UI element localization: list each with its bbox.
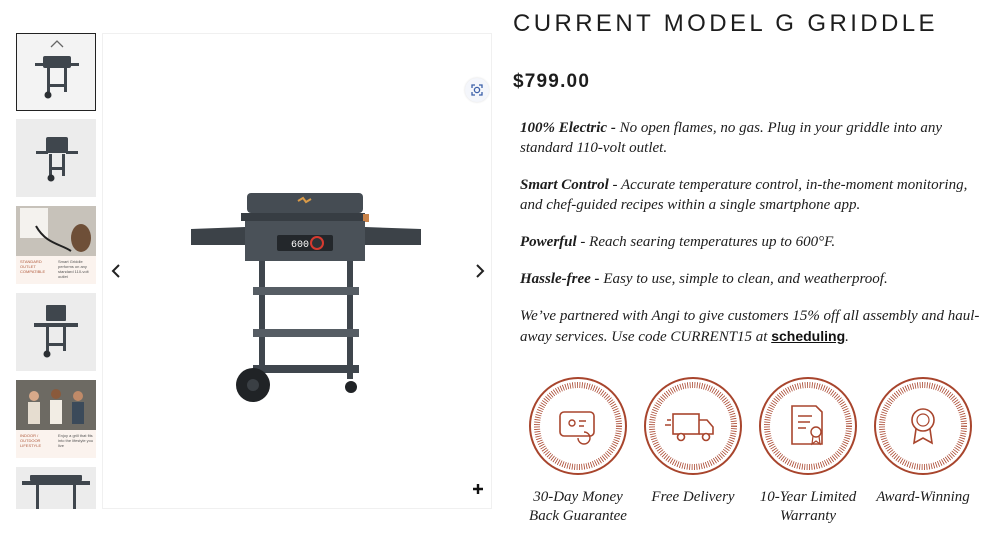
feature-electric: 100% Electric - No open flames, no gas. … — [520, 118, 982, 158]
promo-end: . — [845, 329, 849, 345]
thumbnail-griddle-angle[interactable] — [16, 119, 96, 197]
angi-promo: We’ve partnered with Angi to give custom… — [520, 306, 982, 347]
chevron-up-icon[interactable] — [50, 40, 64, 48]
promo-body: Enjoy a grill that fits into the lifesty… — [58, 433, 94, 448]
chevron-right-icon[interactable] — [473, 262, 487, 280]
zoom-button[interactable] — [465, 78, 489, 102]
feature-powerful: Powerful - Reach searing temperatures up… — [520, 232, 982, 252]
feature-title: Powerful — [520, 234, 577, 250]
feature-title: Hassle-free - — [520, 271, 600, 287]
thumbnail-strip: STANDARD OUTLET COMPATIBLE Smart Griddle… — [16, 33, 96, 509]
chevron-left-icon[interactable] — [109, 262, 123, 280]
promo-text: We’ve partnered with Angi to give custom… — [520, 308, 980, 345]
display-readout: 600 — [291, 240, 309, 251]
product-description: 100% Electric - No open flames, no gas. … — [520, 118, 982, 364]
plus-icon[interactable] — [471, 482, 485, 496]
award-ribbon-icon — [874, 377, 972, 475]
feature-title: Smart Control — [520, 177, 609, 193]
money-back-icon — [529, 377, 627, 475]
thumbnail-promo-people[interactable]: INDOOR / OUTDOOR LIFESTYLE Enjoy a grill… — [16, 380, 96, 458]
griddle-illustration: 600 — [191, 193, 421, 402]
delivery-truck-icon — [644, 377, 742, 475]
main-product-image[interactable]: 600 — [102, 33, 492, 509]
warranty-certificate-icon — [759, 377, 857, 475]
thumbnail-griddle-front[interactable] — [16, 33, 96, 111]
feature-title: 100% Electric - — [520, 120, 616, 136]
promo-caption: STANDARD OUTLET COMPATIBLE — [20, 259, 46, 274]
product-title: CURRENT MODEL G GRIDDLE — [513, 10, 938, 37]
scheduling-link[interactable]: scheduling — [771, 328, 845, 344]
promo-caption: INDOOR / OUTDOOR LIFESTYLE — [20, 433, 42, 448]
thumbnail-griddle-side[interactable] — [16, 467, 96, 509]
thumbnail-promo-outlet[interactable]: STANDARD OUTLET COMPATIBLE Smart Griddle… — [16, 206, 96, 284]
griddle-image — [36, 137, 78, 182]
badge-label-money-back: 30-Day Money Back Guarantee — [529, 489, 627, 524]
people-photo — [16, 380, 96, 430]
griddle-image — [22, 475, 90, 509]
promo-body: Smart Griddle performs on any standard 1… — [58, 259, 89, 279]
thumbnail-griddle-open[interactable] — [16, 293, 96, 371]
outlet-photo — [16, 206, 96, 256]
badge-label-delivery: Free Delivery — [651, 489, 735, 505]
feature-hassle-free: Hassle-free - Easy to use, simple to cle… — [520, 269, 982, 289]
badge-label-award: Award-Winning — [876, 489, 970, 505]
feature-smart-control: Smart Control - Accurate temperature con… — [520, 175, 982, 215]
zoom-icon — [471, 84, 483, 96]
badge-label-warranty: 10-Year Limited Warranty — [759, 489, 857, 524]
griddle-image — [34, 305, 78, 358]
feature-text: - Reach searing temperatures up to 600°F… — [576, 234, 836, 250]
product-price: $799.00 — [513, 71, 591, 92]
feature-text: Easy to use, simple to clean, and weathe… — [599, 271, 888, 287]
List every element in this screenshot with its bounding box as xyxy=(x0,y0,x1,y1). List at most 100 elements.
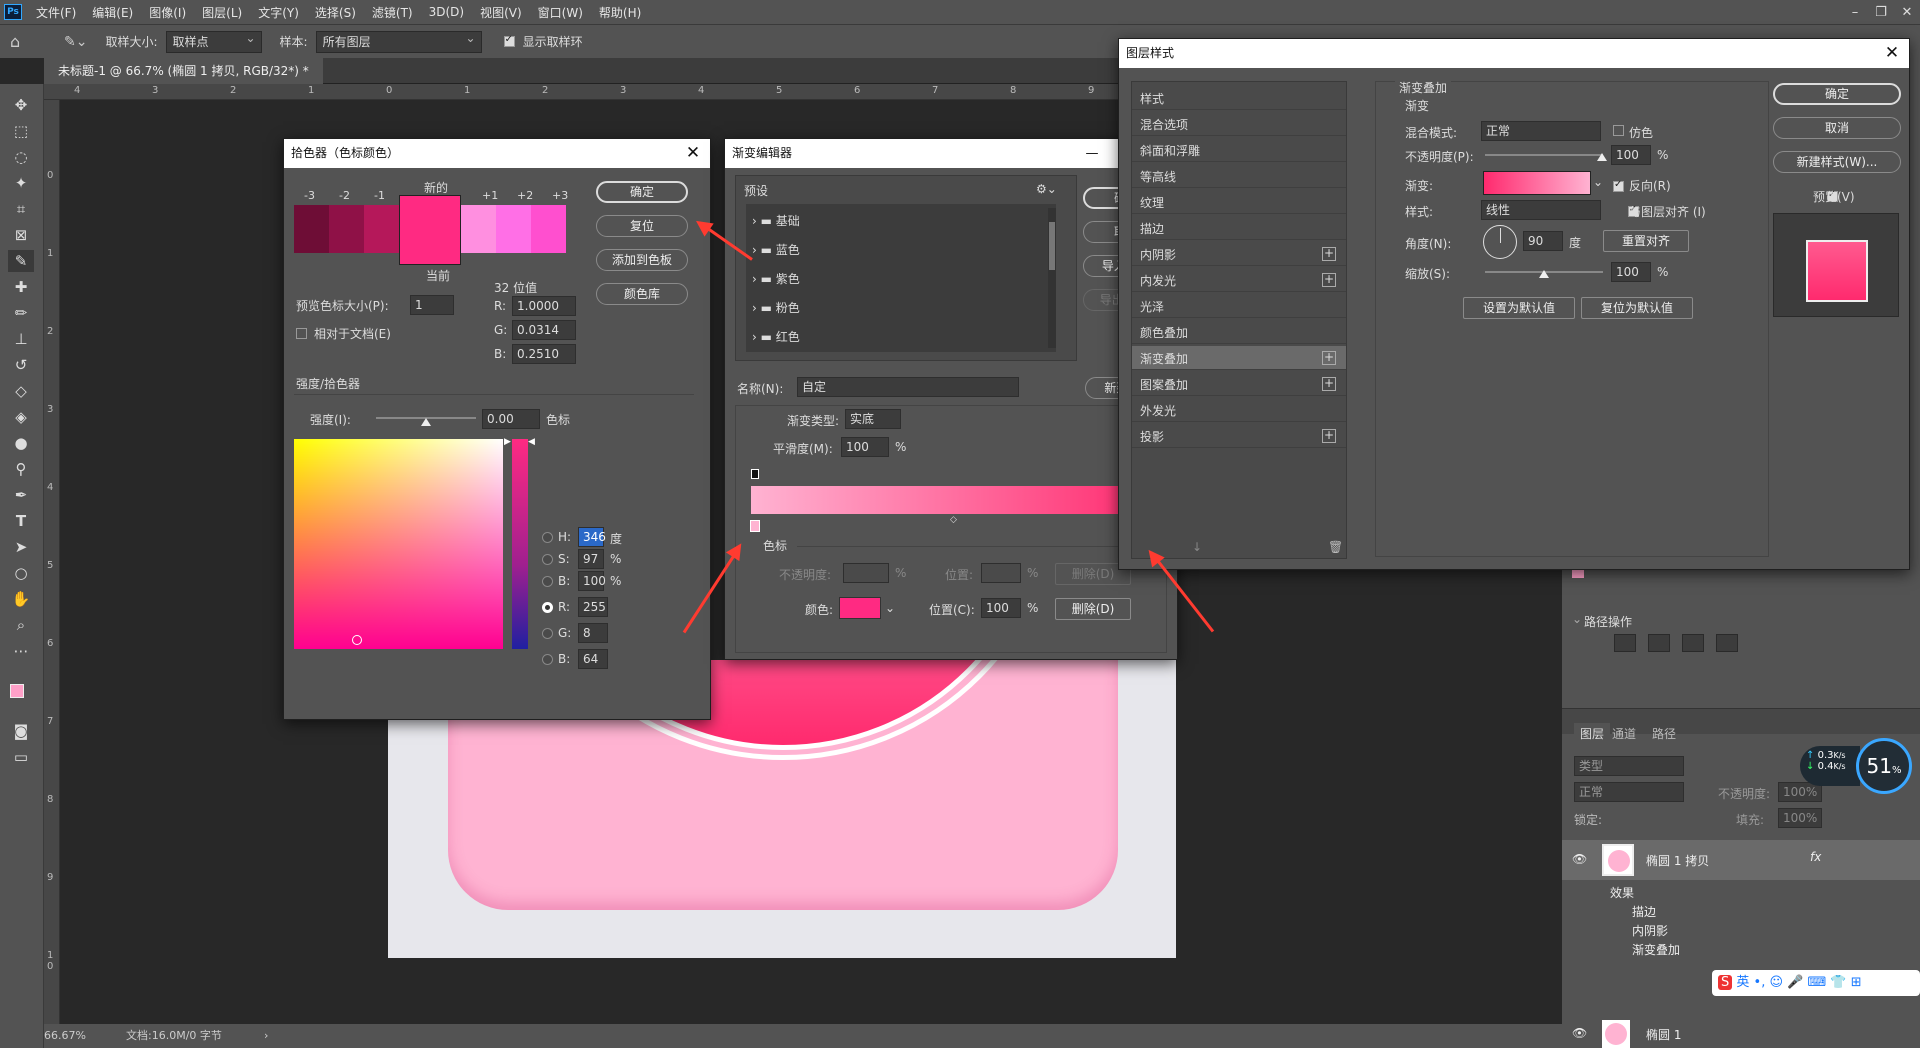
slider-right-arrow-icon[interactable]: ◀ xyxy=(528,437,535,447)
slider-left-arrow-icon[interactable]: ▶ xyxy=(504,437,511,447)
visibility-eye-icon-2[interactable]: 👁 xyxy=(1572,1026,1587,1040)
lasso-tool-icon[interactable]: ◌ xyxy=(8,146,34,168)
presets-gear-icon[interactable]: ⚙⌄ xyxy=(1036,182,1057,196)
new-style-button[interactable]: 新建样式(W)... xyxy=(1773,151,1901,173)
menu-window[interactable]: 窗口(W) xyxy=(530,4,591,21)
intensity-slider-thumb[interactable] xyxy=(421,418,431,426)
quick-select-tool-icon[interactable]: ✦ xyxy=(8,172,34,194)
history-brush-icon[interactable]: ↺ xyxy=(8,354,34,376)
brightness-radio[interactable] xyxy=(542,576,553,587)
menu-3d[interactable]: 3D(D) xyxy=(421,5,472,19)
hand-tool-icon[interactable]: ✋ xyxy=(8,588,34,610)
layer-name-2[interactable]: 椭圆 1 xyxy=(1646,1026,1681,1043)
restore-icon[interactable]: ❐ xyxy=(1868,5,1894,20)
subtract-shapes-icon[interactable] xyxy=(1648,634,1670,652)
brush-tool-icon[interactable]: ✏ xyxy=(8,302,34,324)
style-list-item[interactable]: 内阴影 + xyxy=(1132,242,1346,266)
gradient-preview-swatch[interactable] xyxy=(1483,171,1591,195)
menu-image[interactable]: 图像(I) xyxy=(141,4,194,21)
eyedropper-tool-icon[interactable]: ✎ xyxy=(8,250,34,272)
eyedropper-icon[interactable]: ✎⌄ xyxy=(64,34,87,50)
menu-filter[interactable]: 滤镜(T) xyxy=(364,4,421,21)
gradient-bar[interactable] xyxy=(751,486,1157,514)
add-effect-icon[interactable]: + xyxy=(1322,351,1336,365)
preset-folder-basic[interactable]: › ▬ 基础 xyxy=(752,212,800,229)
opacity-stop-left[interactable] xyxy=(751,469,759,479)
preset-folder-purple[interactable]: › ▬ 紫色 xyxy=(752,270,800,287)
b-field[interactable]: 64 xyxy=(578,649,608,669)
eraser-tool-icon[interactable]: ◇ xyxy=(8,380,34,402)
menu-view[interactable]: 视图(V) xyxy=(472,4,530,21)
set-default-button[interactable]: 设置为默认值 xyxy=(1463,297,1575,319)
pen-tool-icon[interactable]: ✒ xyxy=(8,484,34,506)
ime-lang[interactable]: 英 xyxy=(1736,975,1749,990)
fill-field[interactable]: 100% xyxy=(1778,808,1822,828)
style-list-item[interactable]: 混合选项 xyxy=(1132,112,1346,136)
style-list-item[interactable]: 光泽 xyxy=(1132,294,1346,318)
delete-color-stop-button[interactable]: 删除(D) xyxy=(1055,598,1131,620)
h-field[interactable]: 346 xyxy=(578,527,606,547)
g32-field[interactable]: 0.0314 xyxy=(512,320,576,340)
foreground-color-swatch[interactable] xyxy=(10,684,24,698)
layer-row-ellipse[interactable]: 👁 椭圆 1 xyxy=(1562,1020,1920,1048)
trash-icon[interactable]: 🗑 xyxy=(1328,540,1343,554)
menu-type[interactable]: 文字(Y) xyxy=(250,4,307,21)
add-effect-icon[interactable]: + xyxy=(1322,273,1336,287)
style-list-item[interactable]: 斜面和浮雕 xyxy=(1132,138,1346,162)
b-radio[interactable] xyxy=(542,654,553,665)
style-list-item[interactable]: 颜色叠加 xyxy=(1132,320,1346,344)
preset-folder-pink[interactable]: › ▬ 粉色 xyxy=(752,299,800,316)
s-radio[interactable] xyxy=(542,554,553,565)
color-field-cursor[interactable] xyxy=(352,635,362,645)
stamp-tool-icon[interactable]: ⊥ xyxy=(8,328,34,350)
color-slider[interactable] xyxy=(512,439,528,649)
ime-toolbar[interactable]: S 英 •, ☺ 🎤 ⌨ 👕 ⊞ xyxy=(1712,970,1920,996)
g-field[interactable]: 8 xyxy=(578,623,608,643)
style-list-item[interactable]: 描边 xyxy=(1132,216,1346,240)
crop-tool-icon[interactable]: ⌗ xyxy=(8,198,34,220)
reset-default-button[interactable]: 复位为默认值 xyxy=(1581,297,1693,319)
reset-button[interactable]: 复位 xyxy=(596,215,688,237)
home-icon[interactable]: ⌂ xyxy=(10,32,34,51)
swatch-plus3[interactable] xyxy=(531,205,566,253)
preset-folder-blue[interactable]: › ▬ 蓝色 xyxy=(752,241,800,258)
add-effect-icon[interactable]: + xyxy=(1322,429,1336,443)
stop-color-swatch[interactable] xyxy=(839,597,881,619)
dodge-tool-icon[interactable]: ⚲ xyxy=(8,458,34,480)
opacity-slider[interactable] xyxy=(1485,154,1603,156)
visibility-eye-icon[interactable]: 👁 xyxy=(1572,852,1587,866)
add-to-swatches-button[interactable]: 添加到色板 xyxy=(596,249,688,271)
ok-button[interactable]: 确定 xyxy=(1773,83,1901,105)
cancel-button[interactable]: 取消 xyxy=(1773,117,1901,139)
move-down-icon[interactable]: ↓ xyxy=(1192,540,1202,554)
gradient-type-select[interactable]: 实底 xyxy=(845,409,901,429)
color-field[interactable] xyxy=(294,439,503,649)
document-tab[interactable]: 未标题-1 @ 66.7% (椭圆 1 拷贝, RGB/32*) * xyxy=(44,58,323,84)
ellipse-tool-icon[interactable]: ○ xyxy=(8,562,34,584)
r-radio[interactable] xyxy=(542,602,553,613)
frame-tool-icon[interactable]: ⊠ xyxy=(8,224,34,246)
swatch-minus3[interactable] xyxy=(294,205,329,253)
b32-field[interactable]: 0.2510 xyxy=(512,344,576,364)
layer-name[interactable]: 椭圆 1 拷贝 xyxy=(1646,852,1709,869)
close-icon[interactable]: ✕ xyxy=(1894,5,1920,20)
angle-dial[interactable] xyxy=(1483,225,1517,259)
midpoint-diamond[interactable]: ◇ xyxy=(950,515,957,525)
combine-shapes-icon[interactable] xyxy=(1614,634,1636,652)
style-list-item[interactable]: 内发光 + xyxy=(1132,268,1346,292)
swatch-minus2[interactable] xyxy=(329,205,364,253)
close-icon[interactable]: ✕ xyxy=(676,139,710,168)
blur-tool-icon[interactable]: ● xyxy=(8,432,34,454)
add-effect-icon[interactable]: + xyxy=(1322,377,1336,391)
r-field[interactable]: 255 xyxy=(578,597,608,617)
menu-help[interactable]: 帮助(H) xyxy=(591,4,649,21)
status-arrow-icon[interactable]: › xyxy=(264,1024,268,1048)
swatch-plus1[interactable] xyxy=(461,205,496,253)
opacity-location-field[interactable] xyxy=(981,563,1021,583)
style-list-item[interactable]: 渐变叠加 + xyxy=(1132,346,1346,370)
intensity-field[interactable]: 0.00 xyxy=(482,409,540,429)
scale-field[interactable]: 100 xyxy=(1611,262,1651,282)
style-list-item[interactable]: 纹理 xyxy=(1132,190,1346,214)
color-location-field[interactable]: 100 xyxy=(981,598,1021,618)
sample-size-select[interactable]: 取样点 xyxy=(165,28,262,53)
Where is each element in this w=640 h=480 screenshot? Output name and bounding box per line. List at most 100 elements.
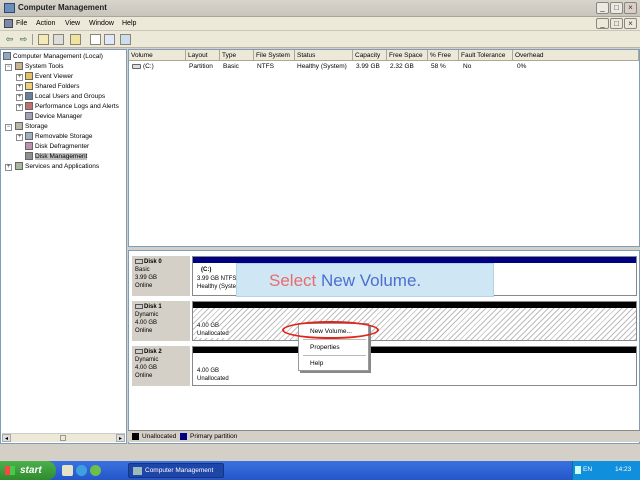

Given request -> Copy out everything in the items above from the line containing "slider-right-arrow-icon[interactable]: ◀ xyxy=(528,437,535,447)" down to the line containing "style-list-item[interactable]: 内阴影 +", both ends included, keeping each line identical to the original.

Solution to the problem ->
slider-right-arrow-icon[interactable]: ◀ xyxy=(528,437,535,447)
slider-left-arrow-icon[interactable]: ▶ xyxy=(504,437,511,447)
visibility-eye-icon-2[interactable]: 👁 xyxy=(1572,1026,1587,1040)
lasso-tool-icon[interactable]: ◌ xyxy=(8,146,34,168)
presets-gear-icon[interactable]: ⚙⌄ xyxy=(1036,182,1057,196)
new-style-button[interactable]: 新建样式(W)... xyxy=(1773,151,1901,173)
menu-window[interactable]: 窗口(W) xyxy=(530,4,591,21)
intensity-slider-thumb[interactable] xyxy=(421,418,431,426)
quick-select-tool-icon[interactable]: ✦ xyxy=(8,172,34,194)
history-brush-icon[interactable]: ↺ xyxy=(8,354,34,376)
brightness-radio[interactable] xyxy=(542,576,553,587)
menu-3d[interactable]: 3D(D) xyxy=(421,5,472,19)
hand-tool-icon[interactable]: ✋ xyxy=(8,588,34,610)
layer-name-2[interactable]: 椭圆 1 xyxy=(1646,1026,1681,1043)
restore-icon[interactable]: ❐ xyxy=(1868,5,1894,20)
subtract-shapes-icon[interactable] xyxy=(1648,634,1670,652)
brush-tool-icon[interactable]: ✏ xyxy=(8,302,34,324)
style-list-item[interactable]: 内阴影 + xyxy=(1132,242,1346,266)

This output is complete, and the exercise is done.